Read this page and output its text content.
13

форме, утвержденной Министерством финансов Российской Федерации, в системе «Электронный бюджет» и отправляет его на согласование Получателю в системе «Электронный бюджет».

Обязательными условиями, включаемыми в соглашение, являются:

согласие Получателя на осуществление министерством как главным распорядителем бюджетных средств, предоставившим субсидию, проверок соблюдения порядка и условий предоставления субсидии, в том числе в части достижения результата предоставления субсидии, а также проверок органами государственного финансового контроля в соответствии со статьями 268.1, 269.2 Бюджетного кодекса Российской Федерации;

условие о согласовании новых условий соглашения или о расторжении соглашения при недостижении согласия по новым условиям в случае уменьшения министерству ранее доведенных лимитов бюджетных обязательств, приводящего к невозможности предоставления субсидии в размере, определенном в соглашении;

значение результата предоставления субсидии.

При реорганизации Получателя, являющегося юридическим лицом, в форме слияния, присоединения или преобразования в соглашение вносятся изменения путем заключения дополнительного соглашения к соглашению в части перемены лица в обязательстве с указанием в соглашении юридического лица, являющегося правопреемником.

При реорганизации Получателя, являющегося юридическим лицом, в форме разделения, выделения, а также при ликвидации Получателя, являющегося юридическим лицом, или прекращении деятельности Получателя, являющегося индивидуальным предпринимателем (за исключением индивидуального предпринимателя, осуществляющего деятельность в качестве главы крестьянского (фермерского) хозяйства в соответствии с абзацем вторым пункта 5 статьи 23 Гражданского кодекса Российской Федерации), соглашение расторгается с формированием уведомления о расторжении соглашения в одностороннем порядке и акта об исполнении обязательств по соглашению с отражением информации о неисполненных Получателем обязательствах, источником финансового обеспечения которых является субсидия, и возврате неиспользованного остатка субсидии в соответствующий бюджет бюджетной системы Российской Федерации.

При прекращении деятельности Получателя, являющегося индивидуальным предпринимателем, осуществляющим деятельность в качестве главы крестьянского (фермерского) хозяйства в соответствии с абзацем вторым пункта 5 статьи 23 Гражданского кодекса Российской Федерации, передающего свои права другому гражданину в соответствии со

WHAT THE EXERCISE ASKS =>
Take the records above and return them exactly as written.

EXERCISE OUTPUT =>
Read this page and output its text content.
13

форме, утвержденной Министерством финансов Российской Федерации, в системе «Электронный бюджет» и отправляет его на согласование Получателю в системе «Электронный бюджет».

Обязательными условиями, включаемыми в соглашение, являются:

согласие Получателя на осуществление министерством как главным распорядителем бюджетных средств, предоставившим субсидию, проверок соблюдения порядка и условий предоставления субсидии, в том числе в части достижения результата предоставления субсидии, а также проверок органами государственного финансового контроля в соответствии со статьями 268.1, 269.2 Бюджетного кодекса Российской Федерации;

условие о согласовании новых условий соглашения или о расторжении соглашения при недостижении согласия по новым условиям в случае уменьшения министерству ранее доведенных лимитов бюджетных обязательств, приводящего к невозможности предоставления субсидии в размере, определенном в соглашении;

значение результата предоставления субсидии.

При реорганизации Получателя, являющегося юридическим лицом, в форме слияния, присоединения или преобразования в соглашение вносятся изменения путем заключения дополнительного соглашения к соглашению в части перемены лица в обязательстве с указанием в соглашении юридического лица, являющегося правопреемником.

При реорганизации Получателя, являющегося юридическим лицом, в форме разделения, выделения, а также при ликвидации Получателя, являющегося юридическим лицом, или прекращении деятельности Получателя, являющегося индивидуальным предпринимателем (за исключением индивидуального предпринимателя, осуществляющего деятельность в качестве главы крестьянского (фермерского) хозяйства в соответствии с абзацем вторым пункта 5 статьи 23 Гражданского кодекса Российской Федерации), соглашение расторгается с формированием уведомления о расторжении соглашения в одностороннем порядке и акта об исполнении обязательств по соглашению с отражением информации о неисполненных Получателем обязательствах, источником финансового обеспечения которых является субсидия, и возврате неиспользованного остатка субсидии в соответствующий бюджет бюджетной системы Российской Федерации.

При прекращении деятельности Получателя, являющегося индивидуальным предпринимателем, осуществляющим деятельность в качестве главы крестьянского (фермерского) хозяйства в соответствии с абзацем вторым пункта 5 статьи 23 Гражданского кодекса Российской Федерации, передающего свои права другому гражданину в соответствии со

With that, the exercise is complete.